EXERCISE DETAILS. Extract every line that contains the string "English".
%%
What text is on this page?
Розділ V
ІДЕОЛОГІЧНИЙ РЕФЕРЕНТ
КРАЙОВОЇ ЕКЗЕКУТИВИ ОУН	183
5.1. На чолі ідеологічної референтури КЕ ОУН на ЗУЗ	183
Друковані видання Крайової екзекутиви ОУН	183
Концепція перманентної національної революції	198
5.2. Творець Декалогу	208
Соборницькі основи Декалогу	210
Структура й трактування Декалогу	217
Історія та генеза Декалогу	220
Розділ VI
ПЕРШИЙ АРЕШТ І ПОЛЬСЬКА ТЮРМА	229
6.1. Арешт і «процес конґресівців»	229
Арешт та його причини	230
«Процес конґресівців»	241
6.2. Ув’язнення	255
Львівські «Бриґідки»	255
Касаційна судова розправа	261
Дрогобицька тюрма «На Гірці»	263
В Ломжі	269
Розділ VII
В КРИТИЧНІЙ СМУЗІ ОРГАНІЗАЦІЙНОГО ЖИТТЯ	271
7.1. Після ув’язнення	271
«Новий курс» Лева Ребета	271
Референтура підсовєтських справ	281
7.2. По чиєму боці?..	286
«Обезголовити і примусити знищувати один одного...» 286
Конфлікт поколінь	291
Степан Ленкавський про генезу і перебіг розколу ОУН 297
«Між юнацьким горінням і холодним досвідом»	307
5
%%
%%
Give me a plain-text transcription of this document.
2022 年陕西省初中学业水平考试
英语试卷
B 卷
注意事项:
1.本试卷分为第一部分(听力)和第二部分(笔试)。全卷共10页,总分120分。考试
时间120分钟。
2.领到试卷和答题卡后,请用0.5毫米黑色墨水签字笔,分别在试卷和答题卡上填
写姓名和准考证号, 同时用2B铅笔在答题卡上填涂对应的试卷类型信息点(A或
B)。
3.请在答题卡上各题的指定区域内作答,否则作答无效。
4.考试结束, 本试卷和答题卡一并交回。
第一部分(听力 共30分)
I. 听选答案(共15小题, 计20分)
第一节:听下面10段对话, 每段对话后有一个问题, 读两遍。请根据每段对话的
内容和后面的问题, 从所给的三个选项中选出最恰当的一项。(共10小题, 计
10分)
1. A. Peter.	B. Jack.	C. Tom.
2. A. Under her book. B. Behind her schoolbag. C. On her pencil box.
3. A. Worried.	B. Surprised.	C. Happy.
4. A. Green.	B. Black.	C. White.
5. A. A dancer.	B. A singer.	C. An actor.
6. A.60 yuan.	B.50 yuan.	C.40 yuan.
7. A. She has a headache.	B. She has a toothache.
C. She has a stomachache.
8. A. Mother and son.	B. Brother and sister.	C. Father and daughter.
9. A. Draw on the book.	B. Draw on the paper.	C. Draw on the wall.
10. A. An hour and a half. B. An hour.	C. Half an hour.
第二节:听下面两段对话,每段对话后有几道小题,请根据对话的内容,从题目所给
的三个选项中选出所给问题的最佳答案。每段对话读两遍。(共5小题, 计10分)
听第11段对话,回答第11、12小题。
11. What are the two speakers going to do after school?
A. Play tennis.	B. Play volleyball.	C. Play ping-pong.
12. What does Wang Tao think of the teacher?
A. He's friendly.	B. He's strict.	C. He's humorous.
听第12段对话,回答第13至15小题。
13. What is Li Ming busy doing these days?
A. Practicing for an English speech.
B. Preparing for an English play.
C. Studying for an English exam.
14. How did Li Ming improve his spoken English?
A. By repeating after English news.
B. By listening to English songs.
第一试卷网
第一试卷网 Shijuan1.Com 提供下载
%%
CORRECT ANSWER.
A. Practicing for an English speech.
B. Preparing for an English play.
C. Studying for an English exam.
14. How did Li Ming improve his spoken English?
A. By repeating after English news.
B. By listening to English songs.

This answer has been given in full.